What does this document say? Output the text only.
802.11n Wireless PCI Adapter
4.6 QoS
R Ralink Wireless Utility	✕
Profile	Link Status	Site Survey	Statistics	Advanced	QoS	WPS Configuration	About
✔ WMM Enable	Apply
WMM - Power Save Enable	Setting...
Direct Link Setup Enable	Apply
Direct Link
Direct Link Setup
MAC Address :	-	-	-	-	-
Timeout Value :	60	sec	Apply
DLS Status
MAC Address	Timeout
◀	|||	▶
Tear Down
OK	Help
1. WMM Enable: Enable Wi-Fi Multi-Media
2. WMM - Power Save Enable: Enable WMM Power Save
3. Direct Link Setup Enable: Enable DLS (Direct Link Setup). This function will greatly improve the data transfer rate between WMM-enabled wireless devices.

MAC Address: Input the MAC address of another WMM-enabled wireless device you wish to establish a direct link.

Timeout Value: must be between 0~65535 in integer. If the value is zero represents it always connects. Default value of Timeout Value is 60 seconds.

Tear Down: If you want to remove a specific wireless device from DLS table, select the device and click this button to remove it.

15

...

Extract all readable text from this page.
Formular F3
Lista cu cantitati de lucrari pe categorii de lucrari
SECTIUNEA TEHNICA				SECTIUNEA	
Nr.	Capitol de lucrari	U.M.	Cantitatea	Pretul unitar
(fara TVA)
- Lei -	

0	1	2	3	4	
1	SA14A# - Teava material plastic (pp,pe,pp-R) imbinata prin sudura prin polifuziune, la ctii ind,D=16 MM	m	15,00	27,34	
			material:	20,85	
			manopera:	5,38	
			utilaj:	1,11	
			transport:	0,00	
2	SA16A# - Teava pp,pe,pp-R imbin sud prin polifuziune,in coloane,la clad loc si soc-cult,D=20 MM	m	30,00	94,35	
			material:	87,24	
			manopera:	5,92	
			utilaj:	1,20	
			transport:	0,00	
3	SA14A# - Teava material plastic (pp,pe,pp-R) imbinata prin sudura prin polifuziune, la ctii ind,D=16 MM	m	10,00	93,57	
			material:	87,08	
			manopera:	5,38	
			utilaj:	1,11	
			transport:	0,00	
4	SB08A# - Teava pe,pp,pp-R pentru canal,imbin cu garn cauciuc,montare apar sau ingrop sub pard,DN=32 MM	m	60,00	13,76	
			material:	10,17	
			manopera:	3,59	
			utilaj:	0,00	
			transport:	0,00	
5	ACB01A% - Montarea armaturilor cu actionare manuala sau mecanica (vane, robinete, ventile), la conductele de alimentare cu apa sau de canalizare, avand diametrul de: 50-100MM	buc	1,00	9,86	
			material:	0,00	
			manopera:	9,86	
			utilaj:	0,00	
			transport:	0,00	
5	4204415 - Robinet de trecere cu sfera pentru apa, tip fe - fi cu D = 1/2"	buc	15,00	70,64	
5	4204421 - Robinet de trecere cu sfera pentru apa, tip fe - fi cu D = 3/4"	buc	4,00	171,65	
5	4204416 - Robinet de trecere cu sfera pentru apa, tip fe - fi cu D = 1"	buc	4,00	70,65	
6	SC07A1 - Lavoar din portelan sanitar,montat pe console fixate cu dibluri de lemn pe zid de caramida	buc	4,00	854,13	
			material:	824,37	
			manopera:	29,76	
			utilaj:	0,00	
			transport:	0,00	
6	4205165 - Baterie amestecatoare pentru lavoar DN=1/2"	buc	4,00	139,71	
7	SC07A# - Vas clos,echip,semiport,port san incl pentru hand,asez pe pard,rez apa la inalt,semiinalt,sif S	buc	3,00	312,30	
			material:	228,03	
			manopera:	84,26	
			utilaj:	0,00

--

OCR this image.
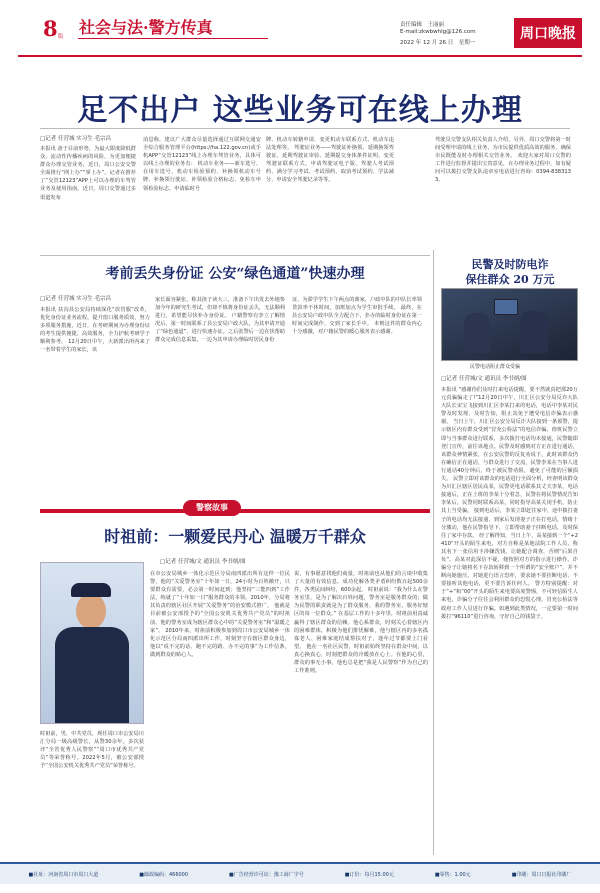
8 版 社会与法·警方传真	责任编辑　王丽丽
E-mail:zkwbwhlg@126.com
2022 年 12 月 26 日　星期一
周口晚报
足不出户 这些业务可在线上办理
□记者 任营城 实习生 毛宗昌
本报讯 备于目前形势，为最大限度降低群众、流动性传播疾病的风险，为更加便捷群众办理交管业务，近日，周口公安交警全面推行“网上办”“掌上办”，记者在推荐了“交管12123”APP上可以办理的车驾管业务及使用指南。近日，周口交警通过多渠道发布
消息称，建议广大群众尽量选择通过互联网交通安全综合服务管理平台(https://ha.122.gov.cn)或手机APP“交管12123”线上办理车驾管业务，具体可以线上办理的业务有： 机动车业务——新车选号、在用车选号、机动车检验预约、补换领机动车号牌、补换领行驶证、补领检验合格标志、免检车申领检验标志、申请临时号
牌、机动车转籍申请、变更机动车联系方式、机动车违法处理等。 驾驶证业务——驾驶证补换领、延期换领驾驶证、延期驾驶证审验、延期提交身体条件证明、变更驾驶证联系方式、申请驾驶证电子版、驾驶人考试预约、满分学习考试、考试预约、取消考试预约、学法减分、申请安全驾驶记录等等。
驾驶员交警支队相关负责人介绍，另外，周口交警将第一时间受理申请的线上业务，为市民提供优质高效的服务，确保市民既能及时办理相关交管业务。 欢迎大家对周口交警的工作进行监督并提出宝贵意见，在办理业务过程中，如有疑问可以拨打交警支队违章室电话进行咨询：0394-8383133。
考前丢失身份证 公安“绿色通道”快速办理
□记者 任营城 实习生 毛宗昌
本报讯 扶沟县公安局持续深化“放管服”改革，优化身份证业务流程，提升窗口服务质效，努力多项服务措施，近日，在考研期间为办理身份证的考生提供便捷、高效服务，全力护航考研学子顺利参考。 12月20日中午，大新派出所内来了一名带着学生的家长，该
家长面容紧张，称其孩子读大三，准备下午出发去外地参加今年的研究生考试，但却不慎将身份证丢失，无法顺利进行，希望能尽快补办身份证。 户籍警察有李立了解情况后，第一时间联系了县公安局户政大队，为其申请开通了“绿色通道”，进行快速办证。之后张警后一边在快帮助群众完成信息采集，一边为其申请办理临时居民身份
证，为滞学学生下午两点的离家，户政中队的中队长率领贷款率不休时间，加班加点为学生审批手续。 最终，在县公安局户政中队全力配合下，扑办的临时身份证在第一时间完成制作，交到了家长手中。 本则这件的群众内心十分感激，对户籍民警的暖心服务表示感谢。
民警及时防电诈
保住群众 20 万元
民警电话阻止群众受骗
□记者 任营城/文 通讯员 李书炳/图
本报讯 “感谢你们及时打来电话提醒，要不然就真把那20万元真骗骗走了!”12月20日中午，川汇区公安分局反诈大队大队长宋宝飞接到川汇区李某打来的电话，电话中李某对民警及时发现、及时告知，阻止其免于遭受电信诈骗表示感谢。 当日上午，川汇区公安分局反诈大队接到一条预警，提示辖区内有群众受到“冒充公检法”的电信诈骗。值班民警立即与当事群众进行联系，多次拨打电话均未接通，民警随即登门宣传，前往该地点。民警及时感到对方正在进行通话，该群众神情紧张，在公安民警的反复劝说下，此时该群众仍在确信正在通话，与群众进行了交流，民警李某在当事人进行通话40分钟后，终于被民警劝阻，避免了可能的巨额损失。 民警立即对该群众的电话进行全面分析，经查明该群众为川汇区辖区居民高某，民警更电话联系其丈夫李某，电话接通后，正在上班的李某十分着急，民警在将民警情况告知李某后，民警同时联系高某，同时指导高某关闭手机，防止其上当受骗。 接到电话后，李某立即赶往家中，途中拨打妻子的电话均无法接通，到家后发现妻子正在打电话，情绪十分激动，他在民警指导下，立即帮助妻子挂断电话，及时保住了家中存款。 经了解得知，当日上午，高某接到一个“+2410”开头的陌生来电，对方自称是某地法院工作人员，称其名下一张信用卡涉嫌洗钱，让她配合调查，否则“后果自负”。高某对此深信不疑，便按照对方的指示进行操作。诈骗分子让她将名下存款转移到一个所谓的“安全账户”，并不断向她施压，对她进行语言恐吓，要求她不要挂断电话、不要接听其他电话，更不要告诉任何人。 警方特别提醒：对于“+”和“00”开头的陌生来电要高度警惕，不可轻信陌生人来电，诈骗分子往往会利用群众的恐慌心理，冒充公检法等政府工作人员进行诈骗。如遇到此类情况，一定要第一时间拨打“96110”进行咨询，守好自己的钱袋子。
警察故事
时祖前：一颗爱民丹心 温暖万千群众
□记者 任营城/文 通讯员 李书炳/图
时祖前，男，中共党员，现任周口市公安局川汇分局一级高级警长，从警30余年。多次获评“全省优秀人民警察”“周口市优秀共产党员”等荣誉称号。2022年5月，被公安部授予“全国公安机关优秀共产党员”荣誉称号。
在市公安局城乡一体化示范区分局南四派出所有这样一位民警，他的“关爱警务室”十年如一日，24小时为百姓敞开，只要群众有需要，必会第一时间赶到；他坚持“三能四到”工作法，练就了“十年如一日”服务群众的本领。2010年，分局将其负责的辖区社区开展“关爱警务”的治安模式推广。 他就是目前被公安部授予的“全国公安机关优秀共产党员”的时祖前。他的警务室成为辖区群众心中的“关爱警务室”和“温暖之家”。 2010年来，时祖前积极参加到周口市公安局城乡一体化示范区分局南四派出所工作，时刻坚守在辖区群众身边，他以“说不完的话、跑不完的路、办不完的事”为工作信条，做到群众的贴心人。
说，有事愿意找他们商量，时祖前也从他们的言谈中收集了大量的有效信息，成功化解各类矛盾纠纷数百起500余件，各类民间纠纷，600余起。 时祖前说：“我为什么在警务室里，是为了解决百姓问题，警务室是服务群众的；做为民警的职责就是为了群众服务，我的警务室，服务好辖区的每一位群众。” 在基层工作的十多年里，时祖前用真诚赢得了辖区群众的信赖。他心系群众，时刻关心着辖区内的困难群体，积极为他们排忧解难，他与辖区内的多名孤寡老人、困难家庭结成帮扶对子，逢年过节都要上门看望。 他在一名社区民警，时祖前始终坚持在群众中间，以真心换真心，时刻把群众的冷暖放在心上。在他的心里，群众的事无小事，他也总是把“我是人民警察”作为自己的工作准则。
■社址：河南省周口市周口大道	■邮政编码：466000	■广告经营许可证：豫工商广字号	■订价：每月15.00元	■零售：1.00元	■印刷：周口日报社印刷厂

* [DESCRIPTION OF THE TASK] Collect every line above that contains the word "Teava".

* [COMPLETE ANSWER]
1	SA14A# - Teava material plastic (pp,pe,pp-R) imbinata prin sudura prin polifuziune, la ctii ind,D=16 MM	m	15,00	27,34	
2	SA16A# - Teava pp,pe,pp-R imbin sud prin polifuziune,in coloane,la clad loc si soc-cult,D=20 MM	m	30,00	94,35	
3	SA14A# - Teava material plastic (pp,pe,pp-R) imbinata prin sudura prin polifuziune, la ctii ind,D=16 MM	m	10,00	93,57	
4	SB08A# - Teava pe,pp,pp-R pentru canal,imbin cu garn cauciuc,montare apar sau ingrop sub pard,DN=32 MM	m	60,00	13,76	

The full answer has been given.